#### [AIM OF THE TASK]
Convert everything from the start of the records down to the line containing "The power source 410 is at (73, 367)." into a Markdown table with the columns Row and Text. Number each row, leave out blank lines and pictures, and include only those lines.

#### [EXERCISE INPUTS]

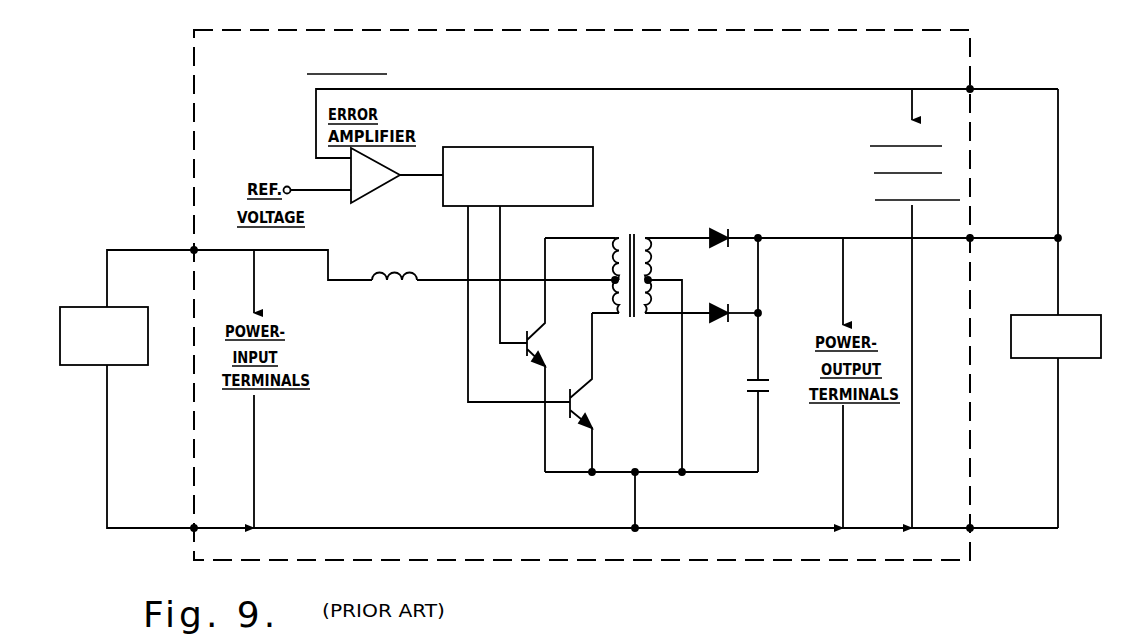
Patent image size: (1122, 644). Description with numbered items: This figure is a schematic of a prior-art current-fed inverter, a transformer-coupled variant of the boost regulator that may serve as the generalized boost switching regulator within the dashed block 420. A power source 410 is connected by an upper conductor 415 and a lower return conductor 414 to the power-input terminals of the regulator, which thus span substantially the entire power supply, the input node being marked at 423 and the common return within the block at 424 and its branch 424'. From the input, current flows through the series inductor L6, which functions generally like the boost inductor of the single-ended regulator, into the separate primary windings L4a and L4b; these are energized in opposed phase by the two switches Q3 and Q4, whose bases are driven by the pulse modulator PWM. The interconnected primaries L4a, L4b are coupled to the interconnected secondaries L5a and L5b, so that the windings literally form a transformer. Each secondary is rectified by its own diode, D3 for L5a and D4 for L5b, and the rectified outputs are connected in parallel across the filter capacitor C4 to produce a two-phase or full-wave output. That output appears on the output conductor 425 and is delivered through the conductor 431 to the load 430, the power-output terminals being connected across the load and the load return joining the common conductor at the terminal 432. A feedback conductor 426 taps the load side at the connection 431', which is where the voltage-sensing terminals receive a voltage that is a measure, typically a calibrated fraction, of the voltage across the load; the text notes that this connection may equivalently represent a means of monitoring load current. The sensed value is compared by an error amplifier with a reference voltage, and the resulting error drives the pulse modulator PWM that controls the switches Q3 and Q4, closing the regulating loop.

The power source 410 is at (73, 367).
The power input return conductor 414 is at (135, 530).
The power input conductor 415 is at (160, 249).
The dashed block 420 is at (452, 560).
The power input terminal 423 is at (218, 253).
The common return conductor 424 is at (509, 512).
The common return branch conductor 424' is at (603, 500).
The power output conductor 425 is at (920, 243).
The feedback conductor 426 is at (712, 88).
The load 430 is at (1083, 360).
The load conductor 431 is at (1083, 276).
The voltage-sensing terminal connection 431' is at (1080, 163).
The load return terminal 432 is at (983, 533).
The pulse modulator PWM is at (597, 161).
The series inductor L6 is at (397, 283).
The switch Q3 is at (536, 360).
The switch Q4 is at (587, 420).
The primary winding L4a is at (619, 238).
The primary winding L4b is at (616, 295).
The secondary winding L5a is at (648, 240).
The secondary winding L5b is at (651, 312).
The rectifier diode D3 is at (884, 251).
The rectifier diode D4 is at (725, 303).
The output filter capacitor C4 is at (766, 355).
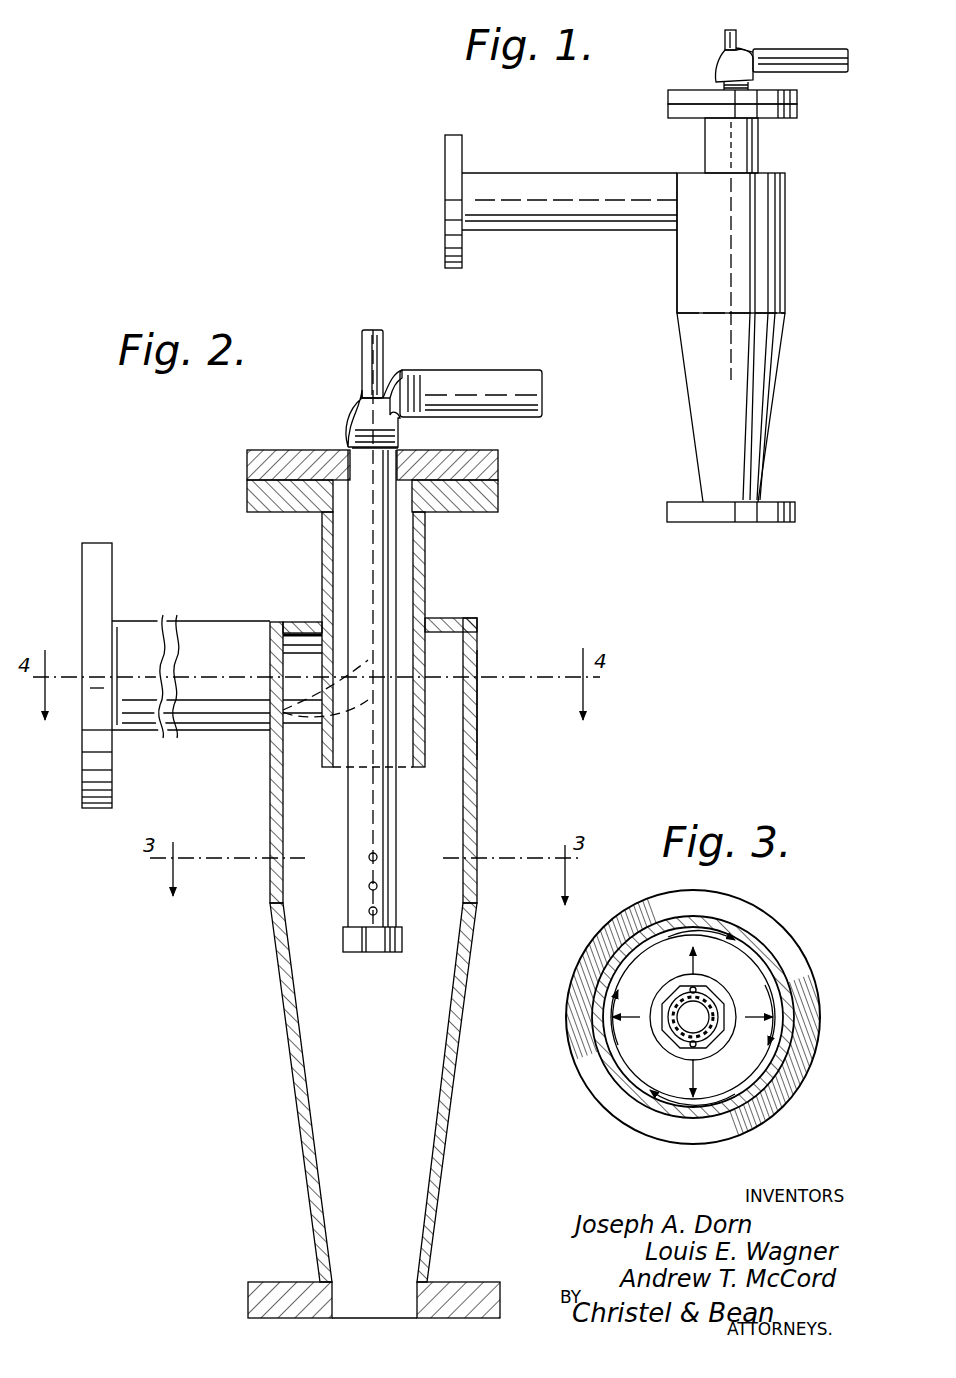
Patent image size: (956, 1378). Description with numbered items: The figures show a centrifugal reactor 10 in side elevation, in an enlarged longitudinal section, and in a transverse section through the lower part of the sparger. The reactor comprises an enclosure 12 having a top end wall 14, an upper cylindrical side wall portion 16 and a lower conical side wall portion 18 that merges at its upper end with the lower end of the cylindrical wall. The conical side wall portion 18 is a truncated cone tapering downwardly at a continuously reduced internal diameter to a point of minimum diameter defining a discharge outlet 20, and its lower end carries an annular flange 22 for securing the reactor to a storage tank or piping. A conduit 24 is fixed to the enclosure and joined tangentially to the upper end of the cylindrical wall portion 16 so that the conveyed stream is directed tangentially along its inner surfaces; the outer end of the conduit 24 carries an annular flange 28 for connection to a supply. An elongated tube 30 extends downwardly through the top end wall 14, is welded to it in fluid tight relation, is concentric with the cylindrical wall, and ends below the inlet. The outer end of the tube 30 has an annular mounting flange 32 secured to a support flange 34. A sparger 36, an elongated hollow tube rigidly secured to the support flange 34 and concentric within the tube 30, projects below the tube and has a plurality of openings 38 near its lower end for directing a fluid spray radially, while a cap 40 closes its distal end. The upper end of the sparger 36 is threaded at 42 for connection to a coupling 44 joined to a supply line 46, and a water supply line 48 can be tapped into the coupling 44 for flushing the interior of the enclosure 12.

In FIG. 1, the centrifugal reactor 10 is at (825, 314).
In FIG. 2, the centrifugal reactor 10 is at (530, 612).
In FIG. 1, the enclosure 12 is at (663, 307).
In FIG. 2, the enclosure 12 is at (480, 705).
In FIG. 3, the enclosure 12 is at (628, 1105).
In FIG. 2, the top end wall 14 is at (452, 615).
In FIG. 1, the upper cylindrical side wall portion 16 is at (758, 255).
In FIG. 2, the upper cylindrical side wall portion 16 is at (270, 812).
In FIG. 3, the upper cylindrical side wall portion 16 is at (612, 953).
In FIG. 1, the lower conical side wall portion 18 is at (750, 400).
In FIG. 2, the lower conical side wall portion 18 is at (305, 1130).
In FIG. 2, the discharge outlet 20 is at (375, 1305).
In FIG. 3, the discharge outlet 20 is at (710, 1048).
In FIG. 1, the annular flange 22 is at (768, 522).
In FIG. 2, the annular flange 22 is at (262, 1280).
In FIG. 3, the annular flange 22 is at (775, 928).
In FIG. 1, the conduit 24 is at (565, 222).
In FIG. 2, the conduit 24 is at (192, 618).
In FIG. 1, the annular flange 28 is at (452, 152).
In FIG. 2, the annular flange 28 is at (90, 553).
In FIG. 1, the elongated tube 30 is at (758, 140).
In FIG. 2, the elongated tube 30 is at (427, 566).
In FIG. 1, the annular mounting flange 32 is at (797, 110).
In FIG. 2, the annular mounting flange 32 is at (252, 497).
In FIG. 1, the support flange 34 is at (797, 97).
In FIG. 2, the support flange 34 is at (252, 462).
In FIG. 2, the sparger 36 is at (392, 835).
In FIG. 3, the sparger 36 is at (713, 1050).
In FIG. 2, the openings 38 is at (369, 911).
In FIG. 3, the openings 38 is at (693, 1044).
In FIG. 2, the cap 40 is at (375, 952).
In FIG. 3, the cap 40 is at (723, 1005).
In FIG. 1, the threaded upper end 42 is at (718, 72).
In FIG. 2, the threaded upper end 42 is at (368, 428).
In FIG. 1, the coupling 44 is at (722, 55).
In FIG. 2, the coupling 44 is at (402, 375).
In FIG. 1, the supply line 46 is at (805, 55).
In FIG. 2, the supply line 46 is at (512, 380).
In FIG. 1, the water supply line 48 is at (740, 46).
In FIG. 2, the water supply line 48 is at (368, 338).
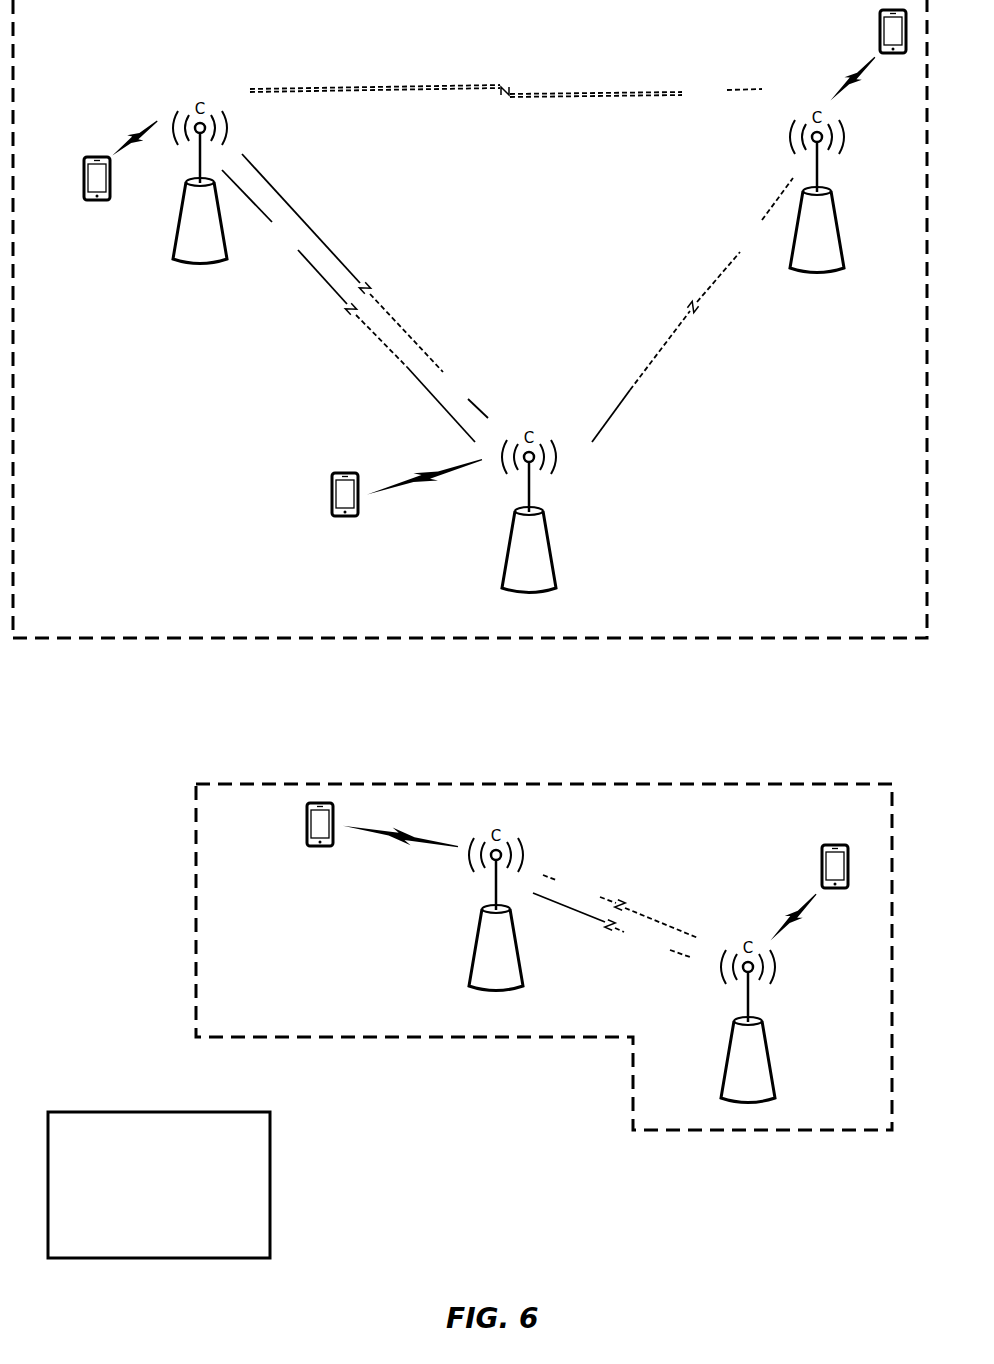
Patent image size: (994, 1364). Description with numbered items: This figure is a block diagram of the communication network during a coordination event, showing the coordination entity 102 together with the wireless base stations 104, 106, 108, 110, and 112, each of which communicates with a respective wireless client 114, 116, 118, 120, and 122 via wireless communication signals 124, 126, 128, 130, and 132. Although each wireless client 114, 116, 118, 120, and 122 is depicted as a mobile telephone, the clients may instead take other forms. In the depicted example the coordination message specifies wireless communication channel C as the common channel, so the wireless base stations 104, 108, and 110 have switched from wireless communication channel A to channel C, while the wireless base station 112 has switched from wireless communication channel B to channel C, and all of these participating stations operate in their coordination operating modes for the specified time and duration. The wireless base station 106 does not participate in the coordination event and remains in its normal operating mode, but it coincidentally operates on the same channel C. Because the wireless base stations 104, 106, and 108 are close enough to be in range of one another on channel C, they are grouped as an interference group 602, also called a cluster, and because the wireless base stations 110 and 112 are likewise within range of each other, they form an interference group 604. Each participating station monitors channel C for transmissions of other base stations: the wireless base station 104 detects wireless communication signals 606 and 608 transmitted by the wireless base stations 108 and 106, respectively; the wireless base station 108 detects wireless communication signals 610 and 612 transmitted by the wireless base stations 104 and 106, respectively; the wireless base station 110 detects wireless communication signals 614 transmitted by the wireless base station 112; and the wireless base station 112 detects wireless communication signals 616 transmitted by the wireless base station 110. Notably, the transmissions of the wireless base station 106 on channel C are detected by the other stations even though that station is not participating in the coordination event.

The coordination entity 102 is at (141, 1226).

#### [CORRECT RESPONSE]
| Row | Text |
|---|---|
| 1 | Patent image size: (1122, 644). Description with numbered items: This figure is a schematic of a prior-art current-fed inverter, a transformer-coupled variant of the boost regulator that may serve as the generalized boost switching regulator within the dashed block 420. A power source 410 is connected by an upper conductor 415 and a lower return conductor 414 to the power-input terminals of the regulator, which thus span substantially the entire power supply, the input node being marked at 423 and the common return within the block at 424 and its branch 424'. From the input, current flows through the series inductor L6, which functions generally like the boost inductor of the single-ended regulator, into the separate primary windings L4a and L4b; these are energized in opposed phase by the two switches Q3 and Q4, whose bases are driven by the pulse modulator PWM. The interconnected primaries L4a, L4b are coupled to the interconnected secondaries L5a and L5b, so that the windings literally form a transformer. Each secondary is rectified by its own diode, D3 for L5a and D4 for L5b, and the rectified outputs are connected in parallel across the filter capacitor C4 to produce a two-phase or full-wave output. That output appears on the output conductor 425 and is delivered through the conductor 431 to the load 430, the power-output terminals being connected across the load and the load return joining the common conductor at the terminal 432. A feedback conductor 426 taps the load side at the connection 431', which is where the voltage-sensing terminals receive a voltage that is a measure, typically a calibrated fraction, of the voltage across the load; the text notes that this connection may equivalently represent a means of monitoring load current. The sensed value is compared by an error amplifier with a reference voltage, and the resulting error drives the pulse modulator PWM that controls the switches Q3 and Q4, closing the regulating loop. |
| 2 | The power source 410 is at (73, 367). |